--- WHAT YOU WILL DO ---
Out of the lines below, please list those that hold the string "python".

#####

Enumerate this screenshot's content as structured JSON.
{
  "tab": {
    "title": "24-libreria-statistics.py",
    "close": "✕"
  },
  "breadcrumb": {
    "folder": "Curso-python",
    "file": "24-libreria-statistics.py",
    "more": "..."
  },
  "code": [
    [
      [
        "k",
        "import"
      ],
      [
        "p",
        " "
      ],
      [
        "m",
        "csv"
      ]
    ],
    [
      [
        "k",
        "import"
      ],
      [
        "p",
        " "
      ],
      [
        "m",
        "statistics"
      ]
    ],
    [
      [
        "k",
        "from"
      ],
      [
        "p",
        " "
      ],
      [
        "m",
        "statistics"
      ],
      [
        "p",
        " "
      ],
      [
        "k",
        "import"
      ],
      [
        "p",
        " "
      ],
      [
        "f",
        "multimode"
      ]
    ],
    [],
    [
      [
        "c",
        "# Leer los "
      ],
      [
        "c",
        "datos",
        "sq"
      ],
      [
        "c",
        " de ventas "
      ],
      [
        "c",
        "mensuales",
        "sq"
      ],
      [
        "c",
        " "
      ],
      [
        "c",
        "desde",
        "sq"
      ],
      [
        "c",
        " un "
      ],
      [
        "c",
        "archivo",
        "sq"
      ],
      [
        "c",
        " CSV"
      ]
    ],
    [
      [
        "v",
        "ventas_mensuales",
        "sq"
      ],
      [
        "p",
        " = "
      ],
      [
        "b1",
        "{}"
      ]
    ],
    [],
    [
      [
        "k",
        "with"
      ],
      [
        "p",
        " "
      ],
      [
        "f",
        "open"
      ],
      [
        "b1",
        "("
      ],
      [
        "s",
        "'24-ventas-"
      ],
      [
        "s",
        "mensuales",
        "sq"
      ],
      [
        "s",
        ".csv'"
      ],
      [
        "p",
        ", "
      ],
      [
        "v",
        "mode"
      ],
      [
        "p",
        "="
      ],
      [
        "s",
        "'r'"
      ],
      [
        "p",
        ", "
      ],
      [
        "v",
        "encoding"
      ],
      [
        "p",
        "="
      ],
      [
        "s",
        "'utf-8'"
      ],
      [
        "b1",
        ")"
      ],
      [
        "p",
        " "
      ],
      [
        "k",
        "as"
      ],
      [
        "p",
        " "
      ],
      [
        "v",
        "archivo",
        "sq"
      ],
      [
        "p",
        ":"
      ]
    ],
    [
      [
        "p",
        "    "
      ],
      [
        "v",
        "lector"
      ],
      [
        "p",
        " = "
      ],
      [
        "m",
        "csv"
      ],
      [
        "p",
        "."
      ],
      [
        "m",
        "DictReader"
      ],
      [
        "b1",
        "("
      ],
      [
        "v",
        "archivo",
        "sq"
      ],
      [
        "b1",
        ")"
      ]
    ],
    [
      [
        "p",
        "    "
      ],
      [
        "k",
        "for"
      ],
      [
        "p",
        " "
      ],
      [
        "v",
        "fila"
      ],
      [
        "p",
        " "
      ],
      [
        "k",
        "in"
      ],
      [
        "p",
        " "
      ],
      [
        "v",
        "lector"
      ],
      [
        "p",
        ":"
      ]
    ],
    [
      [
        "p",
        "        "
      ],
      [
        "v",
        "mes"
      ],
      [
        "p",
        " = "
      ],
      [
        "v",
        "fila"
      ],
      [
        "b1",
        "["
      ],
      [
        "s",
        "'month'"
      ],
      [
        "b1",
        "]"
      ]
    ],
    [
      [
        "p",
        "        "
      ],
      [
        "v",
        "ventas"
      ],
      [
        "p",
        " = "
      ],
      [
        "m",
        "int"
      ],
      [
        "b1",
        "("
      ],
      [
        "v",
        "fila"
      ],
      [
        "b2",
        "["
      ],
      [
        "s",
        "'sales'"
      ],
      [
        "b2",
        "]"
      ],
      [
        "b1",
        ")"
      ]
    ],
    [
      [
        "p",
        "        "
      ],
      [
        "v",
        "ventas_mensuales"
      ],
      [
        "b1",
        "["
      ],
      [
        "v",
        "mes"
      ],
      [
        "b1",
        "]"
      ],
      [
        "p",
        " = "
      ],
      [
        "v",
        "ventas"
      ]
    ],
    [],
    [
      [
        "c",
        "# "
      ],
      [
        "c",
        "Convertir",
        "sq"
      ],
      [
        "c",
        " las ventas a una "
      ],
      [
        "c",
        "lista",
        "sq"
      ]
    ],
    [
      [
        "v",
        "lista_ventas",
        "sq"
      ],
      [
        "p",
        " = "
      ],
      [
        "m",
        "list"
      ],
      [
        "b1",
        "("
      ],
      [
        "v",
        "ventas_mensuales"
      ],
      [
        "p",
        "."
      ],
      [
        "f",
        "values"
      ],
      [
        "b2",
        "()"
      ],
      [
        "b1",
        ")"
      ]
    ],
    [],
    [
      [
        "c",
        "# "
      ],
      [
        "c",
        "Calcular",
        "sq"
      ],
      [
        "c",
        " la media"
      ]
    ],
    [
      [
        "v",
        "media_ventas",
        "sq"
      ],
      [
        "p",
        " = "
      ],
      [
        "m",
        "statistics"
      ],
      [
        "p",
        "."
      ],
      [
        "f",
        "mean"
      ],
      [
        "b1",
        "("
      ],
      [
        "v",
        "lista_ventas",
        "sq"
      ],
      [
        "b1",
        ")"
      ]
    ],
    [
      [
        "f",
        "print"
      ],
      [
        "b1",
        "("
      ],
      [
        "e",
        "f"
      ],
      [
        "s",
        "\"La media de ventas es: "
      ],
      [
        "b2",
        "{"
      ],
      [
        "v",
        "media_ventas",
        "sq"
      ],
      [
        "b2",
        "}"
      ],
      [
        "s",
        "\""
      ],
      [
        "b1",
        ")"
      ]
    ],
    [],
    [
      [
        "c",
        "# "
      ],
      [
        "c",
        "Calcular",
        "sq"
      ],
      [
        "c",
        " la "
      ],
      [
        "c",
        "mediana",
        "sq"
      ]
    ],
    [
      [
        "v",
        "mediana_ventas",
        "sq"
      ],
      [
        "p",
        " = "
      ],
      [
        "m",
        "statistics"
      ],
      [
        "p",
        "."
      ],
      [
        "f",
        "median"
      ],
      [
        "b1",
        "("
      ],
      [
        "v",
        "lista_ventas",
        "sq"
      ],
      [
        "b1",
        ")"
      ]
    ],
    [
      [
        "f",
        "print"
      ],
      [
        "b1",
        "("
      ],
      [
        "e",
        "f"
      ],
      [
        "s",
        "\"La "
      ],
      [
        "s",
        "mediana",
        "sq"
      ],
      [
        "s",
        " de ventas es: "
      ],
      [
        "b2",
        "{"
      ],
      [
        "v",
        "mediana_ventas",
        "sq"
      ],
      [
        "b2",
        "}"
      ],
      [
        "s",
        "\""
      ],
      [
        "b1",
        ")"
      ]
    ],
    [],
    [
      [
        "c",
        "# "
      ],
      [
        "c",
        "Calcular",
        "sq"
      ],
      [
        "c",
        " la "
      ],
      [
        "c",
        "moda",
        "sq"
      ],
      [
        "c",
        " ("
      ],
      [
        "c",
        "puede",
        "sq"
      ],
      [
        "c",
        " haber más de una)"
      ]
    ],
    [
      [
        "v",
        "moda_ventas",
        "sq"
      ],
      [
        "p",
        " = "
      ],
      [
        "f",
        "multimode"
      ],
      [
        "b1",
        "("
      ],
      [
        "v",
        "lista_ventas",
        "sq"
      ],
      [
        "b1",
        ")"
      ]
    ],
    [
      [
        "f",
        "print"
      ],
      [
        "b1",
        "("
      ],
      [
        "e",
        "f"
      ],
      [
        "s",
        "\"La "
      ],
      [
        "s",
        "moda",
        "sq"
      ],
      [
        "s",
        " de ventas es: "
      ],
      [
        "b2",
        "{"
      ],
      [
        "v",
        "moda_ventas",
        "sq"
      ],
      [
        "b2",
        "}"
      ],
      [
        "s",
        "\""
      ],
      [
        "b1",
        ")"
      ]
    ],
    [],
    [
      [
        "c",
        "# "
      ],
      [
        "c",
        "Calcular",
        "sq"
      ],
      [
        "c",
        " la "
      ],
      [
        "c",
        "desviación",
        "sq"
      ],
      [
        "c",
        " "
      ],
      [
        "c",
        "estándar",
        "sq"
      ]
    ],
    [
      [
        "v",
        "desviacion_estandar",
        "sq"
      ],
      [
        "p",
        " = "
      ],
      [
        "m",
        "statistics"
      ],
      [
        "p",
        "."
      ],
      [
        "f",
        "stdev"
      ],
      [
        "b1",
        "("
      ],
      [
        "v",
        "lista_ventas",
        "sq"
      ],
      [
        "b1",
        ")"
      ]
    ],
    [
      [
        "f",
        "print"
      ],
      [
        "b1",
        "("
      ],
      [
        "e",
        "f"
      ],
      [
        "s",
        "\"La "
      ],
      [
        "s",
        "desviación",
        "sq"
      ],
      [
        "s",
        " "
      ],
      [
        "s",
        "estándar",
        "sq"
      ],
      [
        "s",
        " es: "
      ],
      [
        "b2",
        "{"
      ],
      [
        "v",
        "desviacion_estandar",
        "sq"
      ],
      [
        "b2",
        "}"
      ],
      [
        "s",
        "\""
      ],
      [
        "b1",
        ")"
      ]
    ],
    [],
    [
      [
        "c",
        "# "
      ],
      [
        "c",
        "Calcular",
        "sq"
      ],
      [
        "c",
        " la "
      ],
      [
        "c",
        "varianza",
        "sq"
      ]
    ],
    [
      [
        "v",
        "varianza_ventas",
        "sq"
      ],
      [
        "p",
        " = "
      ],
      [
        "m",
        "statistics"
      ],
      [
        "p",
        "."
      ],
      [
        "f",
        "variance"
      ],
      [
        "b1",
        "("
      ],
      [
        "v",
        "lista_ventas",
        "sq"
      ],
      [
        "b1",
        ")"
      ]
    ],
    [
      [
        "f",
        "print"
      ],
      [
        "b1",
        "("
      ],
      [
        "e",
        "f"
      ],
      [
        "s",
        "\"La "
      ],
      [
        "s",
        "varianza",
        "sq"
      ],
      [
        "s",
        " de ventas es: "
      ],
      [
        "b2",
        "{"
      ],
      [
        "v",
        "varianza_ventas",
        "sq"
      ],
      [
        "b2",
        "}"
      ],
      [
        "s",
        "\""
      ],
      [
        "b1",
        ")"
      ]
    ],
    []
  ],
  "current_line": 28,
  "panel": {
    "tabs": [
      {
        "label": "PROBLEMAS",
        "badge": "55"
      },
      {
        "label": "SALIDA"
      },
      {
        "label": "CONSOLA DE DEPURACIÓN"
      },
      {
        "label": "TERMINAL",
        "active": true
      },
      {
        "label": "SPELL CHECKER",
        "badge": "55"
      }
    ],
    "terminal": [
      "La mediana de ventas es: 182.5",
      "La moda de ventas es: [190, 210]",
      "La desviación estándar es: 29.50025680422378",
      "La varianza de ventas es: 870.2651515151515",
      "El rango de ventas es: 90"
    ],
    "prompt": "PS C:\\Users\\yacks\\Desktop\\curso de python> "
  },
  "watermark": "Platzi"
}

#####

--- OUTPUT OF THE EXERCISE ---
    "folder": "Curso-python",
    "prompt": "PS C:\\Users\\yacks\\Desktop\\curso de python> "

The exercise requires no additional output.